### Direction
Find every line in the material that contains the word "bounding", and copy each of those lines out in full.

### Items
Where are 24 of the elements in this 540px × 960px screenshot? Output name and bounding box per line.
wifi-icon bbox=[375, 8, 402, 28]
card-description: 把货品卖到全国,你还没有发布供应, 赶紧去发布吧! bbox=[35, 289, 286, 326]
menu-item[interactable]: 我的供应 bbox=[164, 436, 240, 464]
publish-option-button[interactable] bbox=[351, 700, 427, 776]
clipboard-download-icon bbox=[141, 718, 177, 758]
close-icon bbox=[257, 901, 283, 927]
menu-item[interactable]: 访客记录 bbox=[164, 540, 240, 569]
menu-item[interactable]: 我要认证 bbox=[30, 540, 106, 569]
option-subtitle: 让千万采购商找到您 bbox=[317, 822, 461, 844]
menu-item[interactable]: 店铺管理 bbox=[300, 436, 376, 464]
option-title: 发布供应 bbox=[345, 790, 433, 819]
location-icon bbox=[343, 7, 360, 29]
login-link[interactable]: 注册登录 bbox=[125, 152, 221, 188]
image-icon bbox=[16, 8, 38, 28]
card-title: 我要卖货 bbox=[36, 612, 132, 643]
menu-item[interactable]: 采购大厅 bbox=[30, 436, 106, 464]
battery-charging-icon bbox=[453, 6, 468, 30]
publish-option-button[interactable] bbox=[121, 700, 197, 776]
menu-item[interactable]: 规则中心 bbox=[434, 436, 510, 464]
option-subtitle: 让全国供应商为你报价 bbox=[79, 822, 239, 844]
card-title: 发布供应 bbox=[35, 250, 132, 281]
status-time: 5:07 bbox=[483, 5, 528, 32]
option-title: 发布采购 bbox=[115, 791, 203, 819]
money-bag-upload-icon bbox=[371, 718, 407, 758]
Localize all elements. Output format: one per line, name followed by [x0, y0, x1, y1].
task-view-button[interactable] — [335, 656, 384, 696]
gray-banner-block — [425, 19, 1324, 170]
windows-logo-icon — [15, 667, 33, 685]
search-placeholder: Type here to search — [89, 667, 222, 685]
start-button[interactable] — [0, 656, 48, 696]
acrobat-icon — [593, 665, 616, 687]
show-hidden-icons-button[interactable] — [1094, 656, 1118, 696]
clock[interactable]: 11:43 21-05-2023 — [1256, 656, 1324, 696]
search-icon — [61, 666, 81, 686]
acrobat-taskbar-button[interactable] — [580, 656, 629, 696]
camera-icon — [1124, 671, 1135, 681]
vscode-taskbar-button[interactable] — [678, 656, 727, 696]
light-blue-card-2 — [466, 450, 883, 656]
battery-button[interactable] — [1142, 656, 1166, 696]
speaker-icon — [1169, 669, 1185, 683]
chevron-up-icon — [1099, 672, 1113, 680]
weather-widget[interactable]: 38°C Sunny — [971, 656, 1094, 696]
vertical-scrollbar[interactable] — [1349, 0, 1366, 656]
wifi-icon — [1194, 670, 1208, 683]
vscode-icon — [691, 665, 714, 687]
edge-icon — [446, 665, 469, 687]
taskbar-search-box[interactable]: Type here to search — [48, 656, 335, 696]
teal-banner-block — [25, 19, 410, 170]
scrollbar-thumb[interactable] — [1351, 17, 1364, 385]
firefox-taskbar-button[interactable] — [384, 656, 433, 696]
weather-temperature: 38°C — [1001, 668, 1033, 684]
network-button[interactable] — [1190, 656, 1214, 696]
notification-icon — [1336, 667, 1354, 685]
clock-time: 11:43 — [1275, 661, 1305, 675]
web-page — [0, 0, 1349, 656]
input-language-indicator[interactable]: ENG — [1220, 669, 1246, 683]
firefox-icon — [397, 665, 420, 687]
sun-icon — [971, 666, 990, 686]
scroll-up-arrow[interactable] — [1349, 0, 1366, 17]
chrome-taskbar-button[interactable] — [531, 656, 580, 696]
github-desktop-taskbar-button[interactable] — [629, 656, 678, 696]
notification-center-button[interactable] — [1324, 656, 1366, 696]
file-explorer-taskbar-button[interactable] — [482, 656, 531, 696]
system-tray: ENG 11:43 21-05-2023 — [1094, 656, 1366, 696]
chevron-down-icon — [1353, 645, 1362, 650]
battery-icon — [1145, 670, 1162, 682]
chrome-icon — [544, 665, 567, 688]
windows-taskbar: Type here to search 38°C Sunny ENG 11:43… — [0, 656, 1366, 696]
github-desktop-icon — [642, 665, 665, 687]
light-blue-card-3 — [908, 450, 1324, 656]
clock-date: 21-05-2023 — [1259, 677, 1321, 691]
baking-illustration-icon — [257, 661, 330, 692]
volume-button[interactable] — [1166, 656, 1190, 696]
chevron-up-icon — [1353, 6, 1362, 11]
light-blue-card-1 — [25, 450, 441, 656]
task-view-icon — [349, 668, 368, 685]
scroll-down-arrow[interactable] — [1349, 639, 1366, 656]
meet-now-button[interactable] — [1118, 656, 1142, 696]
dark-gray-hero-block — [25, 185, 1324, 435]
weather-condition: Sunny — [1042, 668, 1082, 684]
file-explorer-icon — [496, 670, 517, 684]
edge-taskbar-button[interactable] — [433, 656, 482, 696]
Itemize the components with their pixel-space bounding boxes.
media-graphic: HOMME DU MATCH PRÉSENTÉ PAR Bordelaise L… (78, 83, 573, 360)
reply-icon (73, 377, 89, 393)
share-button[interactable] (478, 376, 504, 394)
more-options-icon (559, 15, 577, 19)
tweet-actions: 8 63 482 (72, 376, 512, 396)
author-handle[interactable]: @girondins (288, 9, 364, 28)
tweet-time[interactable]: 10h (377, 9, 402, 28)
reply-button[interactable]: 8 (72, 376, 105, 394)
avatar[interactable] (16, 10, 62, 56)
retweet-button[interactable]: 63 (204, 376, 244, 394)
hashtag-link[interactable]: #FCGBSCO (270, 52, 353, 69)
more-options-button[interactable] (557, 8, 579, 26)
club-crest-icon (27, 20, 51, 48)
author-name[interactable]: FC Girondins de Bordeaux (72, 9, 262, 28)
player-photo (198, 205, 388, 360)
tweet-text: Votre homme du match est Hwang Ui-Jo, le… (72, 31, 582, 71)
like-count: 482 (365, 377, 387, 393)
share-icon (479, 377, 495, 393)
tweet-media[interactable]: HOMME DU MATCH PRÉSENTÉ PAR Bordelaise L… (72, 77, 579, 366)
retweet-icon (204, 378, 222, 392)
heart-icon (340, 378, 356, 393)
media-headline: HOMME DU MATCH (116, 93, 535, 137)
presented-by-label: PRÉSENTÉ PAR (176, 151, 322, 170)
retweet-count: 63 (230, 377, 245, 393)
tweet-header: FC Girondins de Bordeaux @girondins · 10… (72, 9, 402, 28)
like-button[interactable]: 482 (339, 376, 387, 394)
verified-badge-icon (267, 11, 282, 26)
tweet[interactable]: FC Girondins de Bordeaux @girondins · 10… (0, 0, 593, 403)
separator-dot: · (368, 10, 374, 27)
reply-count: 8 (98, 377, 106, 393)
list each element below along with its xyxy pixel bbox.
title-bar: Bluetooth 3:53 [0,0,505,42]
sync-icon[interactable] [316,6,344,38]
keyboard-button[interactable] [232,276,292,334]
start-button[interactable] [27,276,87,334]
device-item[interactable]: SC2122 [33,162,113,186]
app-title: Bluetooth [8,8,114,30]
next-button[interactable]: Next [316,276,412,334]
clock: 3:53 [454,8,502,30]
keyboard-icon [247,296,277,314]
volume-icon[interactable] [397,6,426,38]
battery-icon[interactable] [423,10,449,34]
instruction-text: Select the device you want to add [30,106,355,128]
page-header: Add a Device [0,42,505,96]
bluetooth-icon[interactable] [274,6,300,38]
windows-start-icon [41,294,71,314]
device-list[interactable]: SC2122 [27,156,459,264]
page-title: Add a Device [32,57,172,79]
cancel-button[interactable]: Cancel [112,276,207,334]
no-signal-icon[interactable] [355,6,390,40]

### Solution
Where are 24 of the elements in this 540px × 960px screenshot? Output name and bounding box per line.
Itemize the components with their pixel-space bounding boxes.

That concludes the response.